INSTRUCTIONS FOR THE TASK -
Each line below should be retyped exactly, with no pictures.

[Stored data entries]
Segment Open

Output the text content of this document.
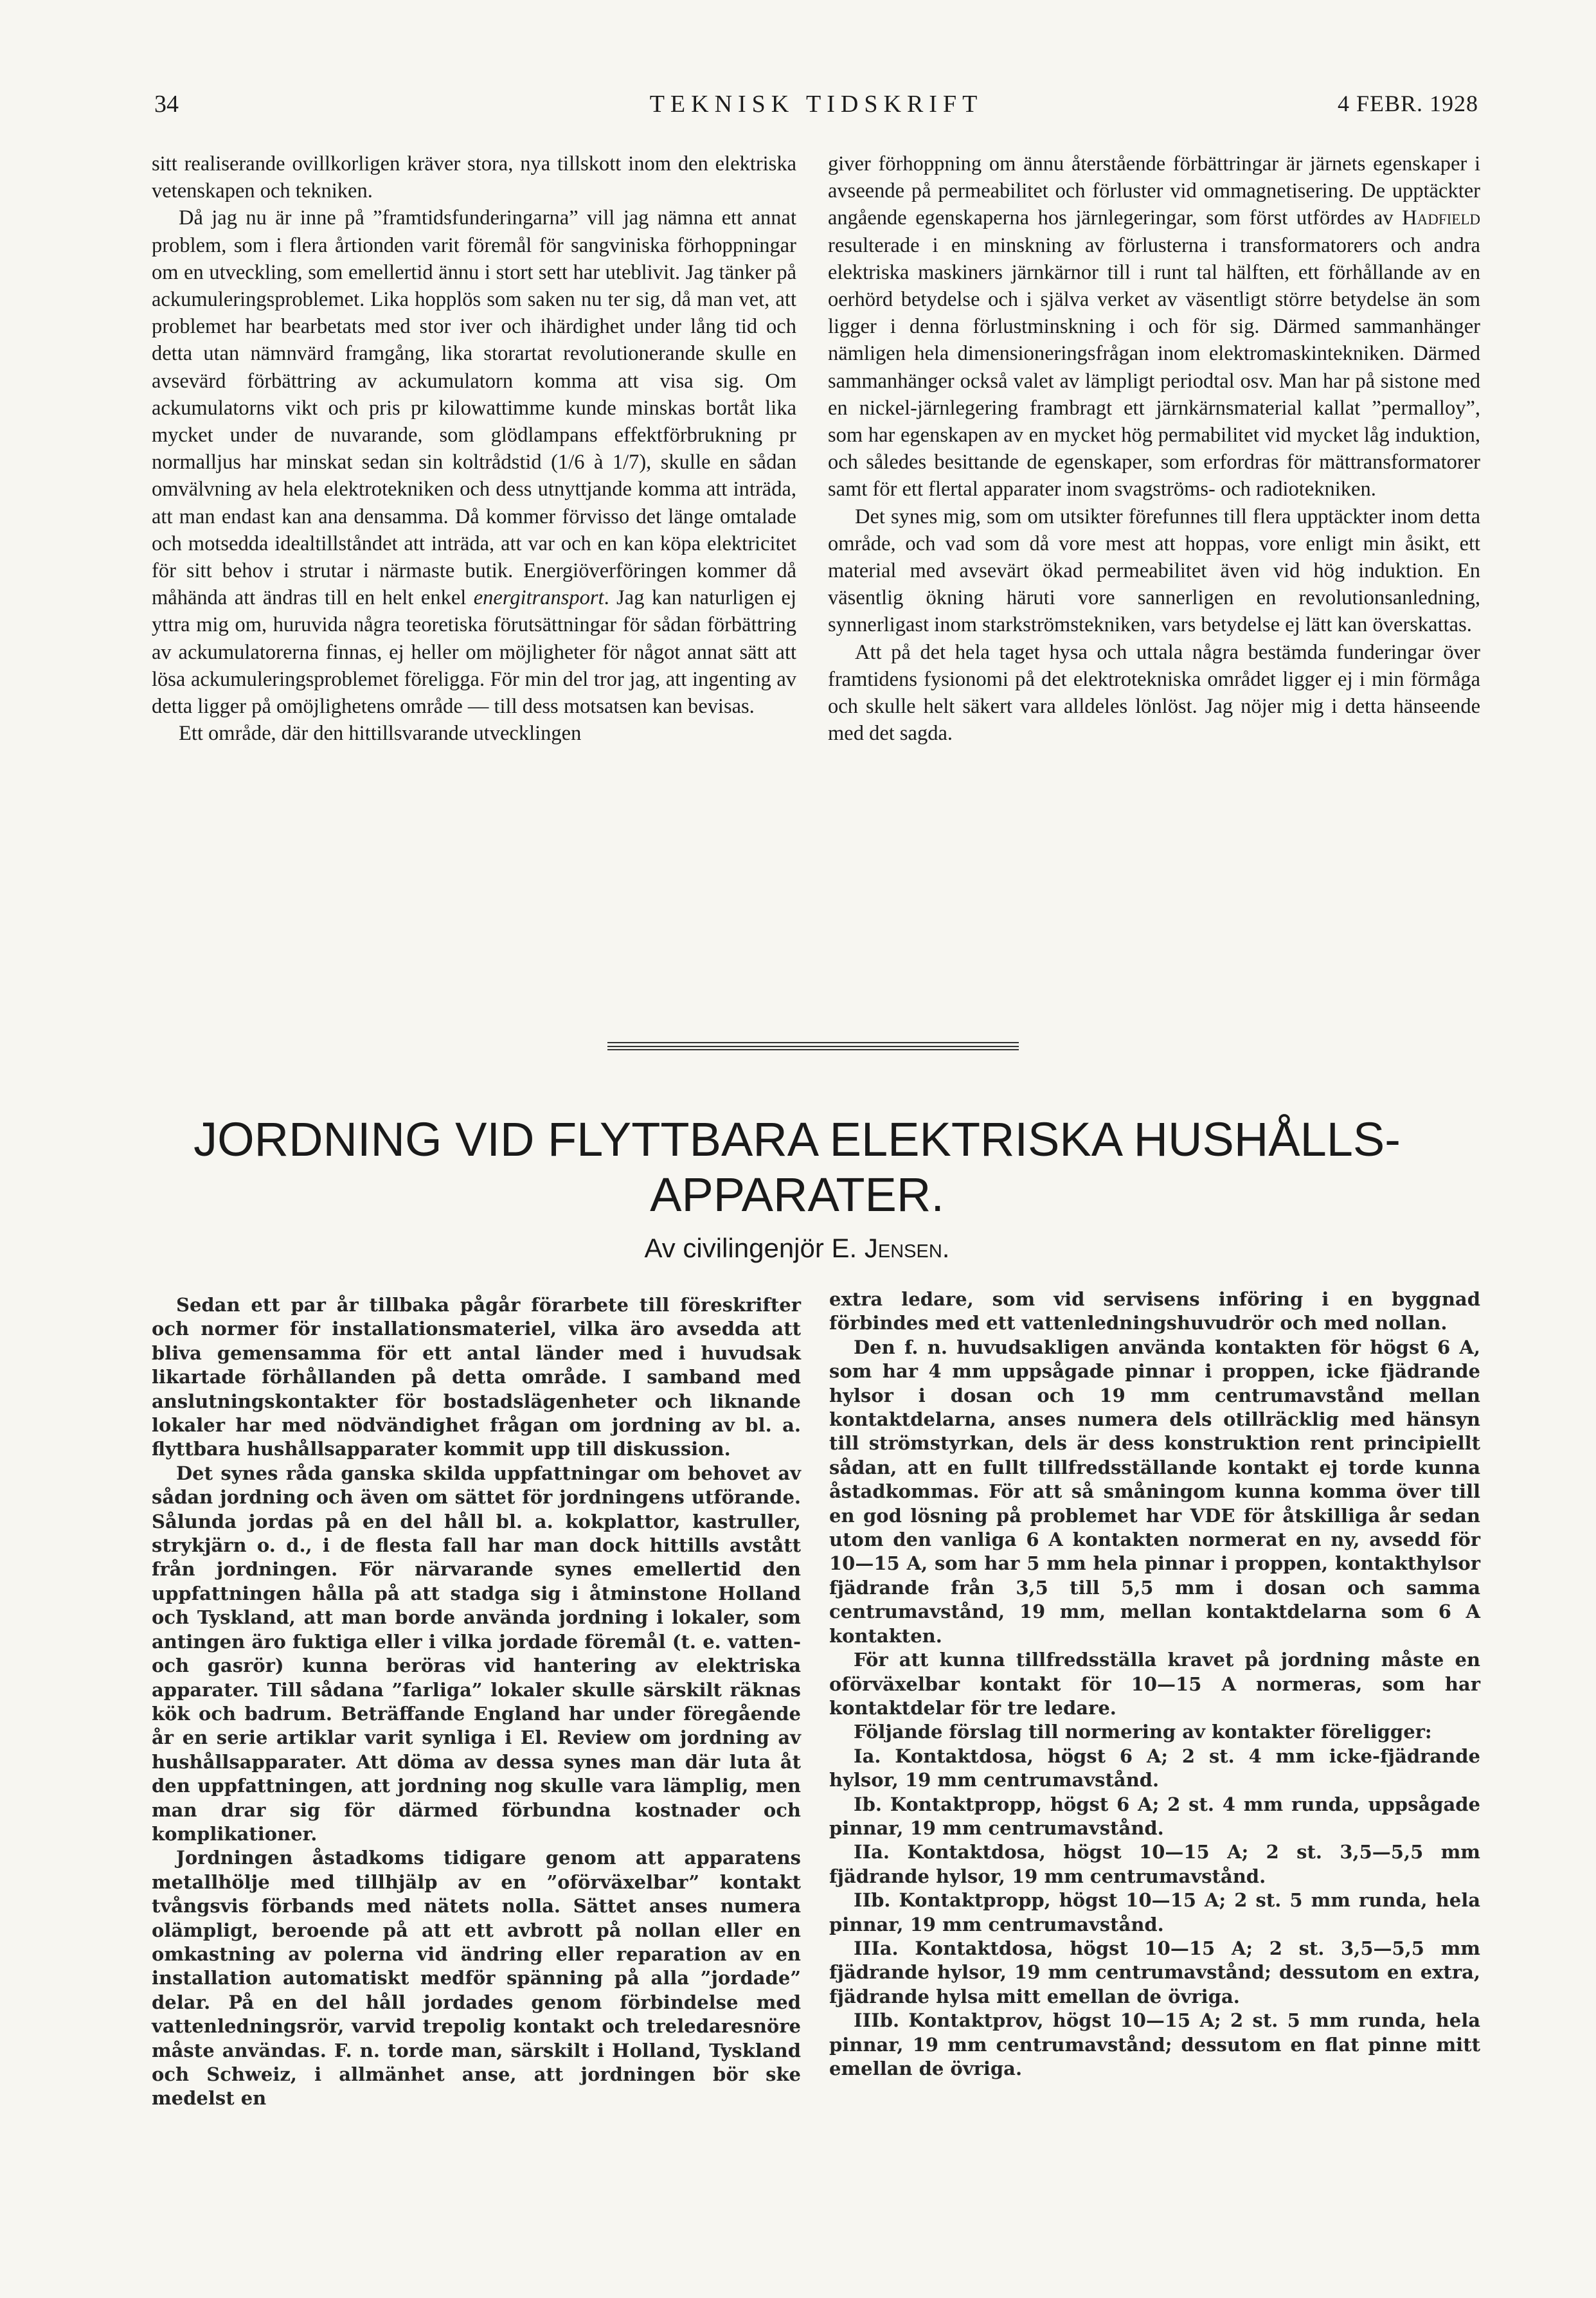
34	TEKNISK TIDSKRIFT	4 FEBR. 1928

sitt realiserande ovillkorligen kräver stora, nya tillskott inom den elektriska vetenskapen och tekniken.

Då jag nu är inne på ”framtidsfunderingarna” vill jag nämna ett annat problem, som i flera årtionden varit föremål för sangviniska förhoppningar om en utveckling, som emellertid ännu i stort sett har uteblivit. Jag tänker på ackumuleringsproblemet. Lika hopplös som saken nu ter sig, då man vet, att problemet har bearbetats med stor iver och ihärdighet under lång tid och detta utan nämnvärd framgång, lika storartat revolutionerande skulle en avsevärd förbättring av ackumulatorn komma att visa sig. Om ackumulatorns vikt och pris pr kilowattimme kunde minskas bortåt lika mycket under de nuvarande, som glödlampans effektförbrukning pr normalljus har minskat sedan sin koltrådstid (1/6 à 1/7), skulle en sådan omvälvning av hela elektrotekniken och dess utnyttjande komma att inträda, att man endast kan ana densamma. Då kommer förvisso det länge omtalade och motsedda idealtillståndet att inträda, att var och en kan köpa elektricitet för sitt behov i strutar i närmaste butik. Energiöverföringen kommer då måhända att ändras till en helt enkel energitransport. Jag kan naturligen ej yttra mig om, huruvida några teoretiska förutsättningar för sådan förbättring av ackumulatorerna finnas, ej heller om möjligheter för något annat sätt att lösa ackumuleringsproblemet föreligga. För min del tror jag, att ingenting av detta ligger på omöjlighetens område — till dess motsatsen kan bevisas.

Ett område, där den hittillsvarande utvecklingen

giver förhoppning om ännu återstående förbättringar är järnets egenskaper i avseende på permeabilitet och förluster vid ommagnetisering. De upptäckter angående egenskaperna hos järnlegeringar, som först utfördes av Hadfield resulterade i en minskning av förlusterna i transformatorers och andra elektriska maskiners järnkärnor till i runt tal hälften, ett förhållande av en oerhörd betydelse och i själva verket av väsentligt större betydelse än som ligger i denna förlustminskning i och för sig. Därmed sammanhänger nämligen hela dimensioneringsfrågan inom elektromaskintekniken. Därmed sammanhänger också valet av lämpligt periodtal osv. Man har på sistone med en nickel-järnlegering frambragt ett järnkärnsmaterial kallat ”permalloy”, som har egenskapen av en mycket hög permabilitet vid mycket låg induktion, och således besittande de egenskaper, som erfordras för mättransformatorer samt för ett flertal apparater inom svagströms- och radiotekniken.

Det synes mig, som om utsikter förefunnes till flera upptäckter inom detta område, och vad som då vore mest att hoppas, vore enligt min åsikt, ett material med avsevärt ökad permeabilitet även vid hög induktion. En väsentlig ökning häruti vore sannerligen en revolutionsanledning, synnerligast inom starkströmstekniken, vars betydelse ej lätt kan överskattas.

Att på det hela taget hysa och uttala några bestämda funderingar över framtidens fysionomi på det elektrotekniska området ligger ej i min förmåga och skulle helt säkert vara alldeles lönlöst. Jag nöjer mig i detta hänseende med det sagda.

JORDNING VID FLYTTBARA ELEKTRISKA HUSHÅLLS-
APPARATER.
Av civilingenjör E. Jensen.

Sedan ett par år tillbaka pågår förarbete till föreskrifter och normer för installationsmateriel, vilka äro avsedda att bliva gemensamma för ett antal länder med i huvudsak likartade förhållanden på detta område. I samband med anslutningskontakter för bostadslägenheter och liknande lokaler har med nödvändighet frågan om jordning av bl. a. flyttbara hushållsapparater kommit upp till diskussion.

Det synes råda ganska skilda uppfattningar om behovet av sådan jordning och även om sättet för jordningens utförande. Sålunda jordas på en del håll bl. a. kokplattor, kastruller, strykjärn o. d., i de flesta fall har man dock hittills avstått från jordningen. För närvarande synes emellertid den uppfattningen hålla på att stadga sig i åtminstone Holland och Tyskland, att man borde använda jordning i lokaler, som antingen äro fuktiga eller i vilka jordade föremål (t. e. vatten- och gasrör) kunna beröras vid hantering av elektriska apparater. Till sådana ”farliga” lokaler skulle särskilt räknas kök och badrum. Beträffande England har under föregående år en serie artiklar varit synliga i El. Review om jordning av hushållsapparater. Att döma av dessa synes man där luta åt den uppfattningen, att jordning nog skulle vara lämplig, men man drar sig för därmed förbundna kostnader och komplikationer.

Jordningen åstadkoms tidigare genom att apparatens metallhölje med tillhjälp av en ”oförväxelbar” kontakt tvångsvis förbands med nätets nolla. Sättet anses numera olämpligt, beroende på att ett avbrott på nollan eller en omkastning av polerna vid ändring eller reparation av en installation automatiskt medför spänning på alla ”jordade” delar. På en del håll jordades genom förbindelse med vattenledningsrör, varvid trepolig kontakt och treledaresnöre måste användas. F. n. torde man, särskilt i Holland, Tyskland och Schweiz, i allmänhet anse, att jordningen bör ske medelst en

extra ledare, som vid servisens införing i en byggnad förbindes med ett vattenledningshuvudrör och med nollan.

Den f. n. huvudsakligen använda kontakten för högst 6 A, som har 4 mm uppsågade pinnar i proppen, icke fjädrande hylsor i dosan och 19 mm centrumavstånd mellan kontaktdelarna, anses numera dels otillräcklig med hänsyn till strömstyrkan, dels är dess konstruktion rent principiellt sådan, att en fullt tillfredsställande kontakt ej torde kunna åstadkommas. För att så småningom kunna komma över till en god lösning på problemet har VDE för åtskilliga år sedan utom den vanliga 6 A kontakten normerat en ny, avsedd för 10—15 A, som har 5 mm hela pinnar i proppen, kontakthylsor fjädrande från 3,5 till 5,5 mm i dosan och samma centrumavstånd, 19 mm, mellan kontaktdelarna som 6 A kontakten.

För att kunna tillfredsställa kravet på jordning måste en oförväxelbar kontakt för 10—15 A normeras, som har kontaktdelar för tre ledare.

Följande förslag till normering av kontakter föreligger:

Ia. Kontaktdosa, högst 6 A; 2 st. 4 mm icke-fjädrande hylsor, 19 mm centrumavstånd.

Ib. Kontaktpropp, högst 6 A; 2 st. 4 mm runda, uppsågade pinnar, 19 mm centrumavstånd.

IIa. Kontaktdosa, högst 10—15 A; 2 st. 3,5—5,5 mm fjädrande hylsor, 19 mm centrumavstånd.

IIb. Kontaktpropp, högst 10—15 A; 2 st. 5 mm runda, hela pinnar, 19 mm centrumavstånd.

IIIa. Kontaktdosa, högst 10—15 A; 2 st. 3,5—5,5 mm fjädrande hylsor, 19 mm centrumavstånd; dessutom en extra, fjädrande hylsa mitt emellan de övriga.

IIIb. Kontaktprov, högst 10—15 A; 2 st. 5 mm runda, hela pinnar, 19 mm centrumavstånd; dessutom en flat pinne mitt emellan de övriga.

Segment Closed

THE ANSWER -
Output the text content of this document.
34	TEKNISK TIDSKRIFT	4 FEBR. 1928

sitt realiserande ovillkorligen kräver stora, nya tillskott inom den elektriska vetenskapen och tekniken.

Då jag nu är inne på ”framtidsfunderingarna” vill jag nämna ett annat problem, som i flera årtionden varit föremål för sangviniska förhoppningar om en utveckling, som emellertid ännu i stort sett har uteblivit. Jag tänker på ackumuleringsproblemet. Lika hopplös som saken nu ter sig, då man vet, att problemet har bearbetats med stor iver och ihärdighet under lång tid och detta utan nämnvärd framgång, lika storartat revolutionerande skulle en avsevärd förbättring av ackumulatorn komma att visa sig. Om ackumulatorns vikt och pris pr kilowattimme kunde minskas bortåt lika mycket under de nuvarande, som glödlampans effektförbrukning pr normalljus har minskat sedan sin koltrådstid (1/6 à 1/7), skulle en sådan omvälvning av hela elektrotekniken och dess utnyttjande komma att inträda, att man endast kan ana densamma. Då kommer förvisso det länge omtalade och motsedda idealtillståndet att inträda, att var och en kan köpa elektricitet för sitt behov i strutar i närmaste butik. Energiöverföringen kommer då måhända att ändras till en helt enkel energitransport. Jag kan naturligen ej yttra mig om, huruvida några teoretiska förutsättningar för sådan förbättring av ackumulatorerna finnas, ej heller om möjligheter för något annat sätt att lösa ackumuleringsproblemet föreligga. För min del tror jag, att ingenting av detta ligger på omöjlighetens område — till dess motsatsen kan bevisas.

Ett område, där den hittillsvarande utvecklingen

giver förhoppning om ännu återstående förbättringar är järnets egenskaper i avseende på permeabilitet och förluster vid ommagnetisering. De upptäckter angående egenskaperna hos järnlegeringar, som först utfördes av Hadfield resulterade i en minskning av förlusterna i transformatorers och andra elektriska maskiners järnkärnor till i runt tal hälften, ett förhållande av en oerhörd betydelse och i själva verket av väsentligt större betydelse än som ligger i denna förlustminskning i och för sig. Därmed sammanhänger nämligen hela dimensioneringsfrågan inom elektromaskintekniken. Därmed sammanhänger också valet av lämpligt periodtal osv. Man har på sistone med en nickel-järnlegering frambragt ett järnkärnsmaterial kallat ”permalloy”, som har egenskapen av en mycket hög permabilitet vid mycket låg induktion, och således besittande de egenskaper, som erfordras för mättransformatorer samt för ett flertal apparater inom svagströms- och radiotekniken.

Det synes mig, som om utsikter förefunnes till flera upptäckter inom detta område, och vad som då vore mest att hoppas, vore enligt min åsikt, ett material med avsevärt ökad permeabilitet även vid hög induktion. En väsentlig ökning häruti vore sannerligen en revolutionsanledning, synnerligast inom starkströmstekniken, vars betydelse ej lätt kan överskattas.

Att på det hela taget hysa och uttala några bestämda funderingar över framtidens fysionomi på det elektrotekniska området ligger ej i min förmåga och skulle helt säkert vara alldeles lönlöst. Jag nöjer mig i detta hänseende med det sagda.

JORDNING VID FLYTTBARA ELEKTRISKA HUSHÅLLS-
APPARATER.
Av civilingenjör E. Jensen.

Sedan ett par år tillbaka pågår förarbete till föreskrifter och normer för installationsmateriel, vilka äro avsedda att bliva gemensamma för ett antal länder med i huvudsak likartade förhållanden på detta område. I samband med anslutningskontakter för bostadslägenheter och liknande lokaler har med nödvändighet frågan om jordning av bl. a. flyttbara hushållsapparater kommit upp till diskussion.

Det synes råda ganska skilda uppfattningar om behovet av sådan jordning och även om sättet för jordningens utförande. Sålunda jordas på en del håll bl. a. kokplattor, kastruller, strykjärn o. d., i de flesta fall har man dock hittills avstått från jordningen. För närvarande synes emellertid den uppfattningen hålla på att stadga sig i åtminstone Holland och Tyskland, att man borde använda jordning i lokaler, som antingen äro fuktiga eller i vilka jordade föremål (t. e. vatten- och gasrör) kunna beröras vid hantering av elektriska apparater. Till sådana ”farliga” lokaler skulle särskilt räknas kök och badrum. Beträffande England har under föregående år en serie artiklar varit synliga i El. Review om jordning av hushållsapparater. Att döma av dessa synes man där luta åt den uppfattningen, att jordning nog skulle vara lämplig, men man drar sig för därmed förbundna kostnader och komplikationer.

Jordningen åstadkoms tidigare genom att apparatens metallhölje med tillhjälp av en ”oförväxelbar” kontakt tvångsvis förbands med nätets nolla. Sättet anses numera olämpligt, beroende på att ett avbrott på nollan eller en omkastning av polerna vid ändring eller reparation av en installation automatiskt medför spänning på alla ”jordade” delar. På en del håll jordades genom förbindelse med vattenledningsrör, varvid trepolig kontakt och treledaresnöre måste användas. F. n. torde man, särskilt i Holland, Tyskland och Schweiz, i allmänhet anse, att jordningen bör ske medelst en

extra ledare, som vid servisens införing i en byggnad förbindes med ett vattenledningshuvudrör och med nollan.

Den f. n. huvudsakligen använda kontakten för högst 6 A, som har 4 mm uppsågade pinnar i proppen, icke fjädrande hylsor i dosan och 19 mm centrumavstånd mellan kontaktdelarna, anses numera dels otillräcklig med hänsyn till strömstyrkan, dels är dess konstruktion rent principiellt sådan, att en fullt tillfredsställande kontakt ej torde kunna åstadkommas. För att så småningom kunna komma över till en god lösning på problemet har VDE för åtskilliga år sedan utom den vanliga 6 A kontakten normerat en ny, avsedd för 10—15 A, som har 5 mm hela pinnar i proppen, kontakthylsor fjädrande från 3,5 till 5,5 mm i dosan och samma centrumavstånd, 19 mm, mellan kontaktdelarna som 6 A kontakten.

För att kunna tillfredsställa kravet på jordning måste en oförväxelbar kontakt för 10—15 A normeras, som har kontaktdelar för tre ledare.

Följande förslag till normering av kontakter föreligger:

Ia. Kontaktdosa, högst 6 A; 2 st. 4 mm icke-fjädrande hylsor, 19 mm centrumavstånd.

Ib. Kontaktpropp, högst 6 A; 2 st. 4 mm runda, uppsågade pinnar, 19 mm centrumavstånd.

IIa. Kontaktdosa, högst 10—15 A; 2 st. 3,5—5,5 mm fjädrande hylsor, 19 mm centrumavstånd.

IIb. Kontaktpropp, högst 10—15 A; 2 st. 5 mm runda, hela pinnar, 19 mm centrumavstånd.

IIIa. Kontaktdosa, högst 10—15 A; 2 st. 3,5—5,5 mm fjädrande hylsor, 19 mm centrumavstånd; dessutom en extra, fjädrande hylsa mitt emellan de övriga.

IIIb. Kontaktprov, högst 10—15 A; 2 st. 5 mm runda, hela pinnar, 19 mm centrumavstånd; dessutom en flat pinne mitt emellan de övriga.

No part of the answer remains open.